**Aim of the task:**
Repeat every record below exactly as written.

** Begin **

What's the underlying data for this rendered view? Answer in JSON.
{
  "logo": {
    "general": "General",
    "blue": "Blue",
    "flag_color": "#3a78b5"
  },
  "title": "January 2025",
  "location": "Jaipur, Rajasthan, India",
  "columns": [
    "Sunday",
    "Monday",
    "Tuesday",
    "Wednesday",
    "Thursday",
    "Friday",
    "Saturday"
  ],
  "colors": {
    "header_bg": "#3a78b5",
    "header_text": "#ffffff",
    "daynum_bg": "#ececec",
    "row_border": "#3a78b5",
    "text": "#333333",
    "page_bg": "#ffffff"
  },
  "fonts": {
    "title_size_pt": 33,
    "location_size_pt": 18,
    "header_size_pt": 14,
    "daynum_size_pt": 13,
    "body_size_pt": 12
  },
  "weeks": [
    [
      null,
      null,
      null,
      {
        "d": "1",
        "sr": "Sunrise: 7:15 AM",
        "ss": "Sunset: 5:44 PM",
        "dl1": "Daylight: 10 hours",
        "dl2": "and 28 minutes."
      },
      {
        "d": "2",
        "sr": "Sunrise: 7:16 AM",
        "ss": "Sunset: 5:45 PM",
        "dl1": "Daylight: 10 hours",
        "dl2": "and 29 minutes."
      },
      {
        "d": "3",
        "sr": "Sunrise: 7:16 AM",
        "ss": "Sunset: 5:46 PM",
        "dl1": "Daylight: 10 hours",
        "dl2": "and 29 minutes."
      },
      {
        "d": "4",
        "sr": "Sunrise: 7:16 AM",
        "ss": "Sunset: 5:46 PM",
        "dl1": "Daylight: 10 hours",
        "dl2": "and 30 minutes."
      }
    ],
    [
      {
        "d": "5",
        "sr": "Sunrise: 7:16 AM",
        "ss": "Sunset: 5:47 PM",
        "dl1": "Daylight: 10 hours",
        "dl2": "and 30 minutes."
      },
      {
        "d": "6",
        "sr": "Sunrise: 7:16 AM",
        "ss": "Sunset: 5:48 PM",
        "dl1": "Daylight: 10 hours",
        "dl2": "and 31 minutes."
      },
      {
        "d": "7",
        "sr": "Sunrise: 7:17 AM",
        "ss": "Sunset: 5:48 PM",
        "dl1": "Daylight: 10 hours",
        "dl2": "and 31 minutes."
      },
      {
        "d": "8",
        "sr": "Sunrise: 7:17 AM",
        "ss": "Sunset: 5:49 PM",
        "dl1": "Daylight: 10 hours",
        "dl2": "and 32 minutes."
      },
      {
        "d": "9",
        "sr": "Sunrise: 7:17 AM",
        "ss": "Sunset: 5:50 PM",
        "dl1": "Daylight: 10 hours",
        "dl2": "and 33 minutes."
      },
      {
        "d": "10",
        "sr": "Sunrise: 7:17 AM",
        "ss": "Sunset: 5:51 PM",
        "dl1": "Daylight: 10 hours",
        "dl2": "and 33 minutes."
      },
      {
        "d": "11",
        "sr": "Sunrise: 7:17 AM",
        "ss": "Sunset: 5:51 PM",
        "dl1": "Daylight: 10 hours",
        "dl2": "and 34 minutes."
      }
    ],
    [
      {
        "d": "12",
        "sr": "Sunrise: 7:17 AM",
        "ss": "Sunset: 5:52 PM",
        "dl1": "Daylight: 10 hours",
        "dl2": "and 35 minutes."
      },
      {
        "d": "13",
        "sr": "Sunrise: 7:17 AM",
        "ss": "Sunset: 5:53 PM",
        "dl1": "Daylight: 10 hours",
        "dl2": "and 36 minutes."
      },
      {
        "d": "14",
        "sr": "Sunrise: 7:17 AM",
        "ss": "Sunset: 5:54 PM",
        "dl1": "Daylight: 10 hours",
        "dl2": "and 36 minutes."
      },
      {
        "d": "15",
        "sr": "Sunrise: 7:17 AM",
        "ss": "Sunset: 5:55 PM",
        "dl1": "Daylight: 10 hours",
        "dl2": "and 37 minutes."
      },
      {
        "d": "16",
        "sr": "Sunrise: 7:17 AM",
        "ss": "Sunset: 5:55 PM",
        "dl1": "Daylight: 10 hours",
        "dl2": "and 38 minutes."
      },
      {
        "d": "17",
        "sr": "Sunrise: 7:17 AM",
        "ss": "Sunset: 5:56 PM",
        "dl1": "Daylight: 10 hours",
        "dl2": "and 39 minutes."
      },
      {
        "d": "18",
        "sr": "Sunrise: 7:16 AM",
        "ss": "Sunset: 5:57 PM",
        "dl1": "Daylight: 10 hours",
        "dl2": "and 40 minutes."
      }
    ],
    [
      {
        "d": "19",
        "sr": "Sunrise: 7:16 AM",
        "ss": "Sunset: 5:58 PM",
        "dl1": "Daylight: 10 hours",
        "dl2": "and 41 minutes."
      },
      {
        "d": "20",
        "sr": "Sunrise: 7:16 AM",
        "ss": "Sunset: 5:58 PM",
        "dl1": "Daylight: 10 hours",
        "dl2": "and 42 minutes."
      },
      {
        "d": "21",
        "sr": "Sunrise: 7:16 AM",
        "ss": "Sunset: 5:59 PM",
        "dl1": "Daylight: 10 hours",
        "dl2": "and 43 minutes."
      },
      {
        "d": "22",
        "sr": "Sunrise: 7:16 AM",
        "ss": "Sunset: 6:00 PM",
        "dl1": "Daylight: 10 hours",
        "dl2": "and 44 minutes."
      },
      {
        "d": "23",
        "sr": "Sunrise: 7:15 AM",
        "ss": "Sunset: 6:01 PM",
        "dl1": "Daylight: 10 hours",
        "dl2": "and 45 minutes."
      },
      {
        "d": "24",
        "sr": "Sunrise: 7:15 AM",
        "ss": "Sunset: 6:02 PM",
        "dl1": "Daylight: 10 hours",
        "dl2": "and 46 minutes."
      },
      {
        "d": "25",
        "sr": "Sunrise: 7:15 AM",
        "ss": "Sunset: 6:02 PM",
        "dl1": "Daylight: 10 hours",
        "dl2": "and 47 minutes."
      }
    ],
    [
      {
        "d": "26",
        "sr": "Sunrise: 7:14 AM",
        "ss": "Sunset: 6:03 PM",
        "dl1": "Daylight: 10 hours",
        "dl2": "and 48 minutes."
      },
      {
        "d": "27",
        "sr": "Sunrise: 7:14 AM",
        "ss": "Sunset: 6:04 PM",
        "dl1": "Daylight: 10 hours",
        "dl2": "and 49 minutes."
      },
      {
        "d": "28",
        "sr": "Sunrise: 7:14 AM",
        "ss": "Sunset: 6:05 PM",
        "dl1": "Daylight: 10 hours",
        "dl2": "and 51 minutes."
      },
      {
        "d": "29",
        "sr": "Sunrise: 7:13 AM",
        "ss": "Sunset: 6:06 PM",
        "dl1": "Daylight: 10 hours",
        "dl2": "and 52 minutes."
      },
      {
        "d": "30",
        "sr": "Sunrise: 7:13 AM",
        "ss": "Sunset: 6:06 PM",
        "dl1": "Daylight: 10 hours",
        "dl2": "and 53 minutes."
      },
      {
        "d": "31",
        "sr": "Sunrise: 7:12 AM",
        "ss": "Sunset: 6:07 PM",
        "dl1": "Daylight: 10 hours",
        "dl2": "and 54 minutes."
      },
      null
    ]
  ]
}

** End **

**Correct response:**
What's the underlying data for this rendered view? Answer in JSON.
{
  "logo": {
    "general": "General",
    "blue": "Blue",
    "flag_color": "#3a78b5"
  },
  "title": "January 2025",
  "location": "Jaipur, Rajasthan, India",
  "columns": [
    "Sunday",
    "Monday",
    "Tuesday",
    "Wednesday",
    "Thursday",
    "Friday",
    "Saturday"
  ],
  "colors": {
    "header_bg": "#3a78b5",
    "header_text": "#ffffff",
    "daynum_bg": "#ececec",
    "row_border": "#3a78b5",
    "text": "#333333",
    "page_bg": "#ffffff"
  },
  "fonts": {
    "title_size_pt": 33,
    "location_size_pt": 18,
    "header_size_pt": 14,
    "daynum_size_pt": 13,
    "body_size_pt": 12
  },
  "weeks": [
    [
      null,
      null,
      null,
      {
        "d": "1",
        "sr": "Sunrise: 7:15 AM",
        "ss": "Sunset: 5:44 PM",
        "dl1": "Daylight: 10 hours",
        "dl2": "and 28 minutes."
      },
      {
        "d": "2",
        "sr": "Sunrise: 7:16 AM",
        "ss": "Sunset: 5:45 PM",
        "dl1": "Daylight: 10 hours",
        "dl2": "and 29 minutes."
      },
      {
        "d": "3",
        "sr": "Sunrise: 7:16 AM",
        "ss": "Sunset: 5:46 PM",
        "dl1": "Daylight: 10 hours",
        "dl2": "and 29 minutes."
      },
      {
        "d": "4",
        "sr": "Sunrise: 7:16 AM",
        "ss": "Sunset: 5:46 PM",
        "dl1": "Daylight: 10 hours",
        "dl2": "and 30 minutes."
      }
    ],
    [
      {
        "d": "5",
        "sr": "Sunrise: 7:16 AM",
        "ss": "Sunset: 5:47 PM",
        "dl1": "Daylight: 10 hours",
        "dl2": "and 30 minutes."
      },
      {
        "d": "6",
        "sr": "Sunrise: 7:16 AM",
        "ss": "Sunset: 5:48 PM",
        "dl1": "Daylight: 10 hours",
        "dl2": "and 31 minutes."
      },
      {
        "d": "7",
        "sr": "Sunrise: 7:17 AM",
        "ss": "Sunset: 5:48 PM",
        "dl1": "Daylight: 10 hours",
        "dl2": "and 31 minutes."
      },
      {
        "d": "8",
        "sr": "Sunrise: 7:17 AM",
        "ss": "Sunset: 5:49 PM",
        "dl1": "Daylight: 10 hours",
        "dl2": "and 32 minutes."
      },
      {
        "d": "9",
        "sr": "Sunrise: 7:17 AM",
        "ss": "Sunset: 5:50 PM",
        "dl1": "Daylight: 10 hours",
        "dl2": "and 33 minutes."
      },
      {
        "d": "10",
        "sr": "Sunrise: 7:17 AM",
        "ss": "Sunset: 5:51 PM",
        "dl1": "Daylight: 10 hours",
        "dl2": "and 33 minutes."
      },
      {
        "d": "11",
        "sr": "Sunrise: 7:17 AM",
        "ss": "Sunset: 5:51 PM",
        "dl1": "Daylight: 10 hours",
        "dl2": "and 34 minutes."
      }
    ],
    [
      {
        "d": "12",
        "sr": "Sunrise: 7:17 AM",
        "ss": "Sunset: 5:52 PM",
        "dl1": "Daylight: 10 hours",
        "dl2": "and 35 minutes."
      },
      {
        "d": "13",
        "sr": "Sunrise: 7:17 AM",
        "ss": "Sunset: 5:53 PM",
        "dl1": "Daylight: 10 hours",
        "dl2": "and 36 minutes."
      },
      {
        "d": "14",
        "sr": "Sunrise: 7:17 AM",
        "ss": "Sunset: 5:54 PM",
        "dl1": "Daylight: 10 hours",
        "dl2": "and 36 minutes."
      },
      {
        "d": "15",
        "sr": "Sunrise: 7:17 AM",
        "ss": "Sunset: 5:55 PM",
        "dl1": "Daylight: 10 hours",
        "dl2": "and 37 minutes."
      },
      {
        "d": "16",
        "sr": "Sunrise: 7:17 AM",
        "ss": "Sunset: 5:55 PM",
        "dl1": "Daylight: 10 hours",
        "dl2": "and 38 minutes."
      },
      {
        "d": "17",
        "sr": "Sunrise: 7:17 AM",
        "ss": "Sunset: 5:56 PM",
        "dl1": "Daylight: 10 hours",
        "dl2": "and 39 minutes."
      },
      {
        "d": "18",
        "sr": "Sunrise: 7:16 AM",
        "ss": "Sunset: 5:57 PM",
        "dl1": "Daylight: 10 hours",
        "dl2": "and 40 minutes."
      }
    ],
    [
      {
        "d": "19",
        "sr": "Sunrise: 7:16 AM",
        "ss": "Sunset: 5:58 PM",
        "dl1": "Daylight: 10 hours",
        "dl2": "and 41 minutes."
      },
      {
        "d": "20",
        "sr": "Sunrise: 7:16 AM",
        "ss": "Sunset: 5:58 PM",
        "dl1": "Daylight: 10 hours",
        "dl2": "and 42 minutes."
      },
      {
        "d": "21",
        "sr": "Sunrise: 7:16 AM",
        "ss": "Sunset: 5:59 PM",
        "dl1": "Daylight: 10 hours",
        "dl2": "and 43 minutes."
      },
      {
        "d": "22",
        "sr": "Sunrise: 7:16 AM",
        "ss": "Sunset: 6:00 PM",
        "dl1": "Daylight: 10 hours",
        "dl2": "and 44 minutes."
      },
      {
        "d": "23",
        "sr": "Sunrise: 7:15 AM",
        "ss": "Sunset: 6:01 PM",
        "dl1": "Daylight: 10 hours",
        "dl2": "and 45 minutes."
      },
      {
        "d": "24",
        "sr": "Sunrise: 7:15 AM",
        "ss": "Sunset: 6:02 PM",
        "dl1": "Daylight: 10 hours",
        "dl2": "and 46 minutes."
      },
      {
        "d": "25",
        "sr": "Sunrise: 7:15 AM",
        "ss": "Sunset: 6:02 PM",
        "dl1": "Daylight: 10 hours",
        "dl2": "and 47 minutes."
      }
    ],
    [
      {
        "d": "26",
        "sr": "Sunrise: 7:14 AM",
        "ss": "Sunset: 6:03 PM",
        "dl1": "Daylight: 10 hours",
        "dl2": "and 48 minutes."
      },
      {
        "d": "27",
        "sr": "Sunrise: 7:14 AM",
        "ss": "Sunset: 6:04 PM",
        "dl1": "Daylight: 10 hours",
        "dl2": "and 49 minutes."
      },
      {
        "d": "28",
        "sr": "Sunrise: 7:14 AM",
        "ss": "Sunset: 6:05 PM",
        "dl1": "Daylight: 10 hours",
        "dl2": "and 51 minutes."
      },
      {
        "d": "29",
        "sr": "Sunrise: 7:13 AM",
        "ss": "Sunset: 6:06 PM",
        "dl1": "Daylight: 10 hours",
        "dl2": "and 52 minutes."
      },
      {
        "d": "30",
        "sr": "Sunrise: 7:13 AM",
        "ss": "Sunset: 6:06 PM",
        "dl1": "Daylight: 10 hours",
        "dl2": "and 53 minutes."
      },
      {
        "d": "31",
        "sr": "Sunrise: 7:12 AM",
        "ss": "Sunset: 6:07 PM",
        "dl1": "Daylight: 10 hours",
        "dl2": "and 54 minutes."
      },
      null
    ]
  ]
}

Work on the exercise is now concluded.